- DIRECTIONS -
Collect all lines containing the word "Sopron" from the data.

- SOURCE RECORDS -

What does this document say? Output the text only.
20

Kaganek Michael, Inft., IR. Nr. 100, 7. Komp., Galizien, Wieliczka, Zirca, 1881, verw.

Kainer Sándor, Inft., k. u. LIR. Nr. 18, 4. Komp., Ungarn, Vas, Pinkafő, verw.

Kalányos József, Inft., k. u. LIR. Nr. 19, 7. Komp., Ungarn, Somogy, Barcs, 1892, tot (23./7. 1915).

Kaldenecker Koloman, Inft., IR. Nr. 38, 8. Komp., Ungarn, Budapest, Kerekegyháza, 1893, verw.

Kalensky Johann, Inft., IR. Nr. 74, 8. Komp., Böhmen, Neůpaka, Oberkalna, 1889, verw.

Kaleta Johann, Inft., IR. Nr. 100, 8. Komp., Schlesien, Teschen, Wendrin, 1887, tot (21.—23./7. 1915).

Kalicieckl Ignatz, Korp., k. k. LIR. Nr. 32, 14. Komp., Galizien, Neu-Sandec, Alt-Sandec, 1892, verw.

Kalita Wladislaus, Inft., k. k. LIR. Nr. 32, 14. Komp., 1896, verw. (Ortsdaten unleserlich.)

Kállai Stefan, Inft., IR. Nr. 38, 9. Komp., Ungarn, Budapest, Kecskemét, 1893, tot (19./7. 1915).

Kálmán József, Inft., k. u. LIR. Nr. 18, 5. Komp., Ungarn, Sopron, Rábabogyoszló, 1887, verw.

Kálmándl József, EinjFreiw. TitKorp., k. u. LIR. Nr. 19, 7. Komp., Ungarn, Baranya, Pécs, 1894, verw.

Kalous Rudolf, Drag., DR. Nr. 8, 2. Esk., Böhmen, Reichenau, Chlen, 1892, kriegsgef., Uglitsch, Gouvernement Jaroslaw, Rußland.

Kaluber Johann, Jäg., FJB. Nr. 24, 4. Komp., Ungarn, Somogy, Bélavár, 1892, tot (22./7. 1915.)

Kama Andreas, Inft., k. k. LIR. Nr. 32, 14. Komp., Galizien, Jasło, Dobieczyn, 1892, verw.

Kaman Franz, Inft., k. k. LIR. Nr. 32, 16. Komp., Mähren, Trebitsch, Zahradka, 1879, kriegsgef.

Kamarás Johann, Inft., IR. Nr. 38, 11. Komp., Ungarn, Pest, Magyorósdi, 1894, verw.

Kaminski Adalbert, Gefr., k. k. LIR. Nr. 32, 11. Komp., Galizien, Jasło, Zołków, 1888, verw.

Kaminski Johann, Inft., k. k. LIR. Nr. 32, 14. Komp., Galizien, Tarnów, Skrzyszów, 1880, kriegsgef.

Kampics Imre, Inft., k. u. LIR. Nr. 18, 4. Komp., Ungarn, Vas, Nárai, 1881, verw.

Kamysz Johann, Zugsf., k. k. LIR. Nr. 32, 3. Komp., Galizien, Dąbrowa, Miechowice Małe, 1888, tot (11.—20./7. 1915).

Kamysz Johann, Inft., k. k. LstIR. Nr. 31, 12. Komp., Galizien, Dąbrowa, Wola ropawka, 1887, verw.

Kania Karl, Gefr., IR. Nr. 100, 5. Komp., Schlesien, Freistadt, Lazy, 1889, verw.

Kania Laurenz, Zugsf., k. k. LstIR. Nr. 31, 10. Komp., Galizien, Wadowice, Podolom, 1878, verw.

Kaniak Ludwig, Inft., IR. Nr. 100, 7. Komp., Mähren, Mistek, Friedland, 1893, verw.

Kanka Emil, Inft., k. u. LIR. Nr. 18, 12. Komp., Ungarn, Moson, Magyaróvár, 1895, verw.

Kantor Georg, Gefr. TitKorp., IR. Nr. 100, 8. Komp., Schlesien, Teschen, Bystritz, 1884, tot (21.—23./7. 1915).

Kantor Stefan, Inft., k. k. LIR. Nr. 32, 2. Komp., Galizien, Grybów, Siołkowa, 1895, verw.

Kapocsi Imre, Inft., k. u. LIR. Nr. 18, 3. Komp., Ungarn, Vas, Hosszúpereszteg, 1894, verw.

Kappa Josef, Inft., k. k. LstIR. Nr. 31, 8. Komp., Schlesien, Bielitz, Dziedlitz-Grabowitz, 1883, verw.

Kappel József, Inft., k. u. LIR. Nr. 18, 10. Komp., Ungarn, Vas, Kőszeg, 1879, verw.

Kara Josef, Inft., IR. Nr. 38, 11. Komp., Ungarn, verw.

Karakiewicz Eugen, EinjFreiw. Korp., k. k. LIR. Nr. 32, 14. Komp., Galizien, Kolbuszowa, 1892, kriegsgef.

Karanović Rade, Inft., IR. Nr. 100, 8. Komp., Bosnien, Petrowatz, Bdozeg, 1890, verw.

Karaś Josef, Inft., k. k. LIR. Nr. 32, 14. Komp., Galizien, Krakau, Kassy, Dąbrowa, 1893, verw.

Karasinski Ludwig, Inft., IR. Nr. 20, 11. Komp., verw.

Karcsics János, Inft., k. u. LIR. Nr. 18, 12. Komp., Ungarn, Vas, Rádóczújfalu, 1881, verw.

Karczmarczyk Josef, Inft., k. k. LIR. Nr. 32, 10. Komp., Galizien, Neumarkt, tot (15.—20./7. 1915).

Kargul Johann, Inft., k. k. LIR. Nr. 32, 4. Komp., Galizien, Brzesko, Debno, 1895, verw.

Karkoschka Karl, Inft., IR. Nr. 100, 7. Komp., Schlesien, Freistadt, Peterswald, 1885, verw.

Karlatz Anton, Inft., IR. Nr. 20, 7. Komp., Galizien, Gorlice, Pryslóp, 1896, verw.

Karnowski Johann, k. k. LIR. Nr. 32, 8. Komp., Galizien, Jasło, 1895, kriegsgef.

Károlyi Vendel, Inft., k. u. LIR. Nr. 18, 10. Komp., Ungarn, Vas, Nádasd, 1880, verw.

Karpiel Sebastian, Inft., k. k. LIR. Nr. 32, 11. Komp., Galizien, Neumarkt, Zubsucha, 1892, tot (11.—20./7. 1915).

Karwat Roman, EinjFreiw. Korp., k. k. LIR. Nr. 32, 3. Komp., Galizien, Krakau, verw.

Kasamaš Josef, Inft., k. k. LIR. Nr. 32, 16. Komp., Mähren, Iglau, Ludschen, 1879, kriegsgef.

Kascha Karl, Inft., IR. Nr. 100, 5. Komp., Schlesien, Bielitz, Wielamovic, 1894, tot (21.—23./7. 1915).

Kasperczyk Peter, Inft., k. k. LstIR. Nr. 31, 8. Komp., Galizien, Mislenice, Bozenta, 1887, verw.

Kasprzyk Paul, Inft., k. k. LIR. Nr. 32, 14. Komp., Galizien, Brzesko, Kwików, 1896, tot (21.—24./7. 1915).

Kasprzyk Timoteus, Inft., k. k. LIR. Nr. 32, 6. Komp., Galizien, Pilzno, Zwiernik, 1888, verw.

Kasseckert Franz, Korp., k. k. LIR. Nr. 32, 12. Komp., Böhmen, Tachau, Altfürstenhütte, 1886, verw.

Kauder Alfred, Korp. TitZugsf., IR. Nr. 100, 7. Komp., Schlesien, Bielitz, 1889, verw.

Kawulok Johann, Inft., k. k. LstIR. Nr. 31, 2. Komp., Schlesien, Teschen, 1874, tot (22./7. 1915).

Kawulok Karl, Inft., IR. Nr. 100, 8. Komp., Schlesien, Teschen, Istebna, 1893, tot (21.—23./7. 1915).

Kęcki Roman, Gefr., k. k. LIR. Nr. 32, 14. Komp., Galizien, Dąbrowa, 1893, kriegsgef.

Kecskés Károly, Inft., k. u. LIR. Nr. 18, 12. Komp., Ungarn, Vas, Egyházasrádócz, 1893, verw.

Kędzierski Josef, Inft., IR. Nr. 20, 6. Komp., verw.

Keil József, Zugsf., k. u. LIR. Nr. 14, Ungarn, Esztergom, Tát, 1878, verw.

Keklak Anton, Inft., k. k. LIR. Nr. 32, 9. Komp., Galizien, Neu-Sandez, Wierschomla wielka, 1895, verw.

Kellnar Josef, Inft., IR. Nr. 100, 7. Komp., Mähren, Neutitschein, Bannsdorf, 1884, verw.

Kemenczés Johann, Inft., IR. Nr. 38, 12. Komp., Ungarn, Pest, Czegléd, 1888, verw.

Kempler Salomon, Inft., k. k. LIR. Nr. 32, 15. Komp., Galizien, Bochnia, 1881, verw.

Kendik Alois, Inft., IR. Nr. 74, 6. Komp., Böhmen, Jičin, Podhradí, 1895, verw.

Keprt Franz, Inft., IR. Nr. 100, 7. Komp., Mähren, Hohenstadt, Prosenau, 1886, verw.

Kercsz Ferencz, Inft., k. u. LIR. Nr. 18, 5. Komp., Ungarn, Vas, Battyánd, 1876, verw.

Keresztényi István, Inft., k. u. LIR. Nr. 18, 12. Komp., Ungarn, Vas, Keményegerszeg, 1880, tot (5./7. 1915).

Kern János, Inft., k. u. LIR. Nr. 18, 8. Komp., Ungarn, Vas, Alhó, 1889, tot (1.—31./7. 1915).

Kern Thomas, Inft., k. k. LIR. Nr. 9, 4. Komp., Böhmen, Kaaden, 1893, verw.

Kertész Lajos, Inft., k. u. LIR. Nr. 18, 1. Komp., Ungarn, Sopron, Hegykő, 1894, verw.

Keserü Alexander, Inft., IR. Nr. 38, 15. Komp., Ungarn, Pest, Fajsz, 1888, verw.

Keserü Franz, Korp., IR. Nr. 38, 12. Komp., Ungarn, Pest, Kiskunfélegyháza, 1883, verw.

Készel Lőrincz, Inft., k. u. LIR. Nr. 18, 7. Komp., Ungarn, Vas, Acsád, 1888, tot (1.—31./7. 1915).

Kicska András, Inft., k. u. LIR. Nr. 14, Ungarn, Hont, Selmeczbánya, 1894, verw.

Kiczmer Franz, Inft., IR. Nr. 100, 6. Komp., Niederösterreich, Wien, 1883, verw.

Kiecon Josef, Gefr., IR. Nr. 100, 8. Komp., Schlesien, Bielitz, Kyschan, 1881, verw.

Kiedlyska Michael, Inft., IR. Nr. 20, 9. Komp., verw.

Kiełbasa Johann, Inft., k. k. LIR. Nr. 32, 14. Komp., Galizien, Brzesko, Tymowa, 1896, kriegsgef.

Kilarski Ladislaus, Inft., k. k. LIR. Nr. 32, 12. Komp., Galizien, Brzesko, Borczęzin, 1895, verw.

- RESULT FOR THIS EXERCISE -
Kálmán József, Inft., k. u. LIR. Nr. 18, 5. Komp., Ungarn, Sopron, Rábabogyoszló, 1887, verw.
Kertész Lajos, Inft., k. u. LIR. Nr. 18, 1. Komp., Ungarn, Sopron, Hegykő, 1894, verw.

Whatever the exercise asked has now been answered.